* AIM OF THE TASK:
Can you repeat the entries in the stretch from the line containing "Patent image size: (906, 503)." through the line containing "The image 14 is at (700, 372).", switching "rays of light" to "light rays" and changing nothing else?
______________________________
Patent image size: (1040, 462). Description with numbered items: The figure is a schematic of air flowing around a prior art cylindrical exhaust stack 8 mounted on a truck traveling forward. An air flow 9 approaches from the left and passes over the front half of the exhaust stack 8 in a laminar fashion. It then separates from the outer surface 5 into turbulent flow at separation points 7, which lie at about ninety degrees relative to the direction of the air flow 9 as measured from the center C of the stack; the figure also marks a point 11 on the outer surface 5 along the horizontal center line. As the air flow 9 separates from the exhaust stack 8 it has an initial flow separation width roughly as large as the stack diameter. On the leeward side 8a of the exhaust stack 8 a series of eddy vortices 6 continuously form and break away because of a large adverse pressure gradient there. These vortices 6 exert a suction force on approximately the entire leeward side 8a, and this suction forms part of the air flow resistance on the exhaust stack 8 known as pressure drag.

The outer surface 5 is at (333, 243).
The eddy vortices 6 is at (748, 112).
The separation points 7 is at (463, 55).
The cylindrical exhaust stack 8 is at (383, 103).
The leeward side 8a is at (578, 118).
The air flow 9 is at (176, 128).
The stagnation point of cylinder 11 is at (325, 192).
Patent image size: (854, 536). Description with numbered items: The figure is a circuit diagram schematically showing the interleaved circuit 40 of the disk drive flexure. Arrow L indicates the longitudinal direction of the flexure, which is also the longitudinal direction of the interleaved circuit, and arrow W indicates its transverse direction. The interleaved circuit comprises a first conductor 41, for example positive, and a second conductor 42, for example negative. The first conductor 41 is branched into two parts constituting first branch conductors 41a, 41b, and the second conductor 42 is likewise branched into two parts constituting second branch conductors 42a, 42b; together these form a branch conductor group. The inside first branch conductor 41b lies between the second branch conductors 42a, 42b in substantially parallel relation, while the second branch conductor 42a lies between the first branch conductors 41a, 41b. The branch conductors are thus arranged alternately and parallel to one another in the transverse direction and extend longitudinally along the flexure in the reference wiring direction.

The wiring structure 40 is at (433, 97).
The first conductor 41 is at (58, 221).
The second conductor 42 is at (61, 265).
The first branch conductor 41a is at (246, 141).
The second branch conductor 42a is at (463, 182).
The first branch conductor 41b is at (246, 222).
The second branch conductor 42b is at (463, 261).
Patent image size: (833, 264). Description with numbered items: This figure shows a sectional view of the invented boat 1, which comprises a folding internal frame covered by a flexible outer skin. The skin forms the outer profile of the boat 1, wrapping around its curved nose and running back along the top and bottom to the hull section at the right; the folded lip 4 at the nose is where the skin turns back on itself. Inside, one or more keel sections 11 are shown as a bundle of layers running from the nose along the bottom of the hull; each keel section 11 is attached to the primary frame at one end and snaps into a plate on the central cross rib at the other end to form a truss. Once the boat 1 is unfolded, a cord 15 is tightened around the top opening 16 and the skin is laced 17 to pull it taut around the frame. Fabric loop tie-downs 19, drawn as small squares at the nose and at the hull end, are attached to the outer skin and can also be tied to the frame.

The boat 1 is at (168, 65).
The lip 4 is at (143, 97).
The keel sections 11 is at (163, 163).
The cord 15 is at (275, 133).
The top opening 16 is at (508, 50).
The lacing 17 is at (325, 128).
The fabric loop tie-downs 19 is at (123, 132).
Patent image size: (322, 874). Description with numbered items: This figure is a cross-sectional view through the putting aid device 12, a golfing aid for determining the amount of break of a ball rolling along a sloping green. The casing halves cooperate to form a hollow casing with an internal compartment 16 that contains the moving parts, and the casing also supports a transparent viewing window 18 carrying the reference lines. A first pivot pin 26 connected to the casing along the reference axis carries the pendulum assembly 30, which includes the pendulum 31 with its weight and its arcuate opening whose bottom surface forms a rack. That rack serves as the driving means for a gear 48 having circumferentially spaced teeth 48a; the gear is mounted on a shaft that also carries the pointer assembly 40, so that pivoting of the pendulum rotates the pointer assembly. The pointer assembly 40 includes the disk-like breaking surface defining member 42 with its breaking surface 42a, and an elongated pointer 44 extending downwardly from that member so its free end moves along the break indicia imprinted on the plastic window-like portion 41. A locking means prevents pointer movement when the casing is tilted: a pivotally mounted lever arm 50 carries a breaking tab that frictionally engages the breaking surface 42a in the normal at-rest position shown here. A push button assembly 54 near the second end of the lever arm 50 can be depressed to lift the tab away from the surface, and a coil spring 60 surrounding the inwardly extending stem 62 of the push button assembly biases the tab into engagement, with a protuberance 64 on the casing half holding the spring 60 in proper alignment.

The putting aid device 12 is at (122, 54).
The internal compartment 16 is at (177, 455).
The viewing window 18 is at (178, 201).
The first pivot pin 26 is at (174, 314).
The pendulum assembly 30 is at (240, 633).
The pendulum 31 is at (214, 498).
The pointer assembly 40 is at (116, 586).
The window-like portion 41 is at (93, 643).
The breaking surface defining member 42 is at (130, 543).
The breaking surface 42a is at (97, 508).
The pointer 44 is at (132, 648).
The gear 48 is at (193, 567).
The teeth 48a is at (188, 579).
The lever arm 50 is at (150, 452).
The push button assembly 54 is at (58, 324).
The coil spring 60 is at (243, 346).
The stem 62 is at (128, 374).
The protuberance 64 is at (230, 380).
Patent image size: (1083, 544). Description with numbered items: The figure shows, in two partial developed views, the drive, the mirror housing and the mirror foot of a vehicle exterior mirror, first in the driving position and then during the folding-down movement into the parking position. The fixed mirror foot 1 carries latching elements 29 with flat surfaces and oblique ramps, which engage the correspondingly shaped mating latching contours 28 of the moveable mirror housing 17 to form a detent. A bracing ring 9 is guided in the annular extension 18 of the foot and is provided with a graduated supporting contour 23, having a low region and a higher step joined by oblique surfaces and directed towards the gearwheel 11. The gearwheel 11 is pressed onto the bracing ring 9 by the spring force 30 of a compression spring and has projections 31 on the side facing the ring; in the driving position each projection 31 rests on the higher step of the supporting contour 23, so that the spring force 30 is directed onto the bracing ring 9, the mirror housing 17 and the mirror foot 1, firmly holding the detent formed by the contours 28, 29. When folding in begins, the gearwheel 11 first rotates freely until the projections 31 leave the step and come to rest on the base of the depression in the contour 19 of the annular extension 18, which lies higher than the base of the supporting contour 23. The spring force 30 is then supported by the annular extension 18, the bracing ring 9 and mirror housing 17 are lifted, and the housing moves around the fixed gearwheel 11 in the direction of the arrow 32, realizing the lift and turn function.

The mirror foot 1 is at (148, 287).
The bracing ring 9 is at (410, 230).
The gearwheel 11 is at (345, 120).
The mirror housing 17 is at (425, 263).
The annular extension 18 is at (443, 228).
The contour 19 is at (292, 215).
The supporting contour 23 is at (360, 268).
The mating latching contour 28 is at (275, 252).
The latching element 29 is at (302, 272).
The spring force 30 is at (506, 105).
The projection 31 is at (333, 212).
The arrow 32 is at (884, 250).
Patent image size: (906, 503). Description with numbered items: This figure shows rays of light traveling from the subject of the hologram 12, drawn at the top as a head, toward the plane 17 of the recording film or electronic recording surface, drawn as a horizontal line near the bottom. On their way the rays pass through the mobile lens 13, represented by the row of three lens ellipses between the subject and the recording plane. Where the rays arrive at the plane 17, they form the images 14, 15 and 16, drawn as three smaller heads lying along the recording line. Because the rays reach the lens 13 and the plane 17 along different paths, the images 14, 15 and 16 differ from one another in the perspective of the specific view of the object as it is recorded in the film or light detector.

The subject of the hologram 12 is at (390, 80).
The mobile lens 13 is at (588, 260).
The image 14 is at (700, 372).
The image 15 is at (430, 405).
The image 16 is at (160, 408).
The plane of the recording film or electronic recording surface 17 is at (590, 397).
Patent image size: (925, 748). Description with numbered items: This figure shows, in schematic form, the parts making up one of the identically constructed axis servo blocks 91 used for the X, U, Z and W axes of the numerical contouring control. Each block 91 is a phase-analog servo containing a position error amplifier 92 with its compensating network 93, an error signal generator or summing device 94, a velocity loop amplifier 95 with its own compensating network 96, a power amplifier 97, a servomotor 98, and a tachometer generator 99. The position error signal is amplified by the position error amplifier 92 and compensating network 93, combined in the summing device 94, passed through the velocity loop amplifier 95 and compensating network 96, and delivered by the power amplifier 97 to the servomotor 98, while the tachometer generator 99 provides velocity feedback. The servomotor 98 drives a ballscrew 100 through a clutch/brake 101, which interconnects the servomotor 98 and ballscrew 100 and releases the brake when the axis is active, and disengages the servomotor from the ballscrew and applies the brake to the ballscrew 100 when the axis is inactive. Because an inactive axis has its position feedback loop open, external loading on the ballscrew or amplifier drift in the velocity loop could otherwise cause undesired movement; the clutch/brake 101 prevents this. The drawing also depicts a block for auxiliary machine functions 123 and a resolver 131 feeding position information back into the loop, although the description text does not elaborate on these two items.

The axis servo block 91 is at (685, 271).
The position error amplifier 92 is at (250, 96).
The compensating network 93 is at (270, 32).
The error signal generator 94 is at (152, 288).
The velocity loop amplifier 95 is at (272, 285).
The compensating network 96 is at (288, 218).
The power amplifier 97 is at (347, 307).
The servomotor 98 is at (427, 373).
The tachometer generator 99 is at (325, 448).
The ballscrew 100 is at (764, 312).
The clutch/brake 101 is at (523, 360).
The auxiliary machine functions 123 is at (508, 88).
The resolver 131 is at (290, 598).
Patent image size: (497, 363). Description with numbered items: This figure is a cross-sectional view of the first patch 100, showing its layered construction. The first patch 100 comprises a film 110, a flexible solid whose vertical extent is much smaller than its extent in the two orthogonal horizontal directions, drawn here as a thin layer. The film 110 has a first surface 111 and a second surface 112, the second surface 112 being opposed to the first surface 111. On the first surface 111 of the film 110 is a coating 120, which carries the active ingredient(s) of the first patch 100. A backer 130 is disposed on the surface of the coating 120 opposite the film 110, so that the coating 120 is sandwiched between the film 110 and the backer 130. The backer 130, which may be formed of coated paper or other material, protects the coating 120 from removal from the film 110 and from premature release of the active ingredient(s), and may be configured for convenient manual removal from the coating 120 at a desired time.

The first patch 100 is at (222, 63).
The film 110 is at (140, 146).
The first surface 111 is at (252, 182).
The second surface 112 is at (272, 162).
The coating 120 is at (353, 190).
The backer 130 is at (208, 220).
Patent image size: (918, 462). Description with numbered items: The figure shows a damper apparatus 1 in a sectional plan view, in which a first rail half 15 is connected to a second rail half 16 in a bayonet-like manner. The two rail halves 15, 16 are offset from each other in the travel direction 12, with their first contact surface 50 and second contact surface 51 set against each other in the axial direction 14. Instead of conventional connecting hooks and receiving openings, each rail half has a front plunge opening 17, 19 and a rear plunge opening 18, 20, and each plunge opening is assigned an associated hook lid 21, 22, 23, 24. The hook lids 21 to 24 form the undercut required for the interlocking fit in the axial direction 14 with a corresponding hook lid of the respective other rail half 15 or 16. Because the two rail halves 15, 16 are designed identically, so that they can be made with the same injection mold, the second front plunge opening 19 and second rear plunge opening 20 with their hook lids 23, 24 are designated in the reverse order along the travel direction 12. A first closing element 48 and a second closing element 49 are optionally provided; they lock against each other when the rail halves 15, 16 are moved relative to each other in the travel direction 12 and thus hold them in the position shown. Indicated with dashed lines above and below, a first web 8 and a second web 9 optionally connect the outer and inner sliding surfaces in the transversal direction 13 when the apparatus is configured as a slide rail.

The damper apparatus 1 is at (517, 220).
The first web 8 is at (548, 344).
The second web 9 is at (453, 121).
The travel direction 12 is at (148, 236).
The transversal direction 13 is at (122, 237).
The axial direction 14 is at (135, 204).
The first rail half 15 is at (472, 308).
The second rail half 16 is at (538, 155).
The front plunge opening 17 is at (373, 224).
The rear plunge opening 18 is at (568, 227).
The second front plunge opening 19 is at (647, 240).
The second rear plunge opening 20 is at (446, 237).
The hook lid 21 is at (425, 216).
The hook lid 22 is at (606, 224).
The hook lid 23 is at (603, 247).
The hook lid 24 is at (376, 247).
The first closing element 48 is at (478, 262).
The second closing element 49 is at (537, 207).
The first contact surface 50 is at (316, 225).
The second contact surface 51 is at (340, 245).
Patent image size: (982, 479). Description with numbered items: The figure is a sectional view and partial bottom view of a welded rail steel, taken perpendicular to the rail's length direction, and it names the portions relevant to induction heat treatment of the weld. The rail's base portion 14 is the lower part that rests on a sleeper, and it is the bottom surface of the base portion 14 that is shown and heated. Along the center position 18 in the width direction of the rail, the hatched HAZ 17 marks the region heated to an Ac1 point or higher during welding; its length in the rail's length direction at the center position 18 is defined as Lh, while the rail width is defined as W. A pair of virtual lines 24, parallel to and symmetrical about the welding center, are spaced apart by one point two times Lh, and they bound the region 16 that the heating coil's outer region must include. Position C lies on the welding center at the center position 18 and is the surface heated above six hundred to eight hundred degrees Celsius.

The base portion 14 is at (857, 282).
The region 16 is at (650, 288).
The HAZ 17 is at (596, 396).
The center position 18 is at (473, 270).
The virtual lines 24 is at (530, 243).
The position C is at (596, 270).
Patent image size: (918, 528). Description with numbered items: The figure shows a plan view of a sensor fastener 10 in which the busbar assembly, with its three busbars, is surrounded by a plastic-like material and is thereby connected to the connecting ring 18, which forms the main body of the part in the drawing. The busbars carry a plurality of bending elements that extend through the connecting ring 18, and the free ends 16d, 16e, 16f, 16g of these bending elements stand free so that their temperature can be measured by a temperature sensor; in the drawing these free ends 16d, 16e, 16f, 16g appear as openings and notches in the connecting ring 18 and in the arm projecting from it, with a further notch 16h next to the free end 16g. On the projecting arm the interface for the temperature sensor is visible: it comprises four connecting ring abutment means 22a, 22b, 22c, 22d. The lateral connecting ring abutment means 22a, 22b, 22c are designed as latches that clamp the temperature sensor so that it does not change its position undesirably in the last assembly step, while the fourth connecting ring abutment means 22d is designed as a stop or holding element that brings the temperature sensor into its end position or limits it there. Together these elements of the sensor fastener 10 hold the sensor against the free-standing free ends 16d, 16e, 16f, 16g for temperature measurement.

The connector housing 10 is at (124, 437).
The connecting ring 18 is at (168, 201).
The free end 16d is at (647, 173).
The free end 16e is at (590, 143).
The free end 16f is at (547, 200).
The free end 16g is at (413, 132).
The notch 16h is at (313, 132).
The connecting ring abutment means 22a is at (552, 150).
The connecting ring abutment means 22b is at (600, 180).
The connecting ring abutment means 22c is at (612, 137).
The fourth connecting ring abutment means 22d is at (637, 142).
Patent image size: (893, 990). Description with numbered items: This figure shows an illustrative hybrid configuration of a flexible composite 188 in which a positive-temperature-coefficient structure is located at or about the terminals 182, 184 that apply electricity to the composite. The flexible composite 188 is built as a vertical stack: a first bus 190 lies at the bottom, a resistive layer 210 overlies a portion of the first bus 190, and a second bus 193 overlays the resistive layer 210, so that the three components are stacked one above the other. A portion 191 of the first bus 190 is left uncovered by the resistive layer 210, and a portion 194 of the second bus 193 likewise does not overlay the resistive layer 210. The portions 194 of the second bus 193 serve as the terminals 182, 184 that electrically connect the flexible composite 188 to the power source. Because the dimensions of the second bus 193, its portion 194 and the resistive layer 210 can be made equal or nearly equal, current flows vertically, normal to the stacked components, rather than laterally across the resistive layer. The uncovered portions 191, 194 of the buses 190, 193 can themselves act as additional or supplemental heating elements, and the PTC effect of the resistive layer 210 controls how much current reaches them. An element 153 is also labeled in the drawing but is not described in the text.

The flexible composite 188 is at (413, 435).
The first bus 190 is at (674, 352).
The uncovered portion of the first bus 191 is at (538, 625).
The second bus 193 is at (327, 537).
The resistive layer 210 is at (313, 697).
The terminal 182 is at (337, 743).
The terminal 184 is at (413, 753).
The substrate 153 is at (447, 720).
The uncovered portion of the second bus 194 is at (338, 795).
______________________________
* TASK SOLUTION:
Patent image size: (906, 503). Description with numbered items: This figure shows light rays traveling from the subject of the hologram 12, drawn at the top as a head, toward the plane 17 of the recording film or electronic recording surface, drawn as a horizontal line near the bottom. On their way the rays pass through the mobile lens 13, represented by the row of three lens ellipses between the subject and the recording plane. Where the rays arrive at the plane 17, they form the images 14, 15 and 16, drawn as three smaller heads lying along the recording line. Because the rays reach the lens 13 and the plane 17 along different paths, the images 14, 15 and 16 differ from one another in the perspective of the specific view of the object as it is recorded in the film or light detector.

The subject of the hologram 12 is at (390, 80).
The mobile lens 13 is at (588, 260).
The image 14 is at (700, 372).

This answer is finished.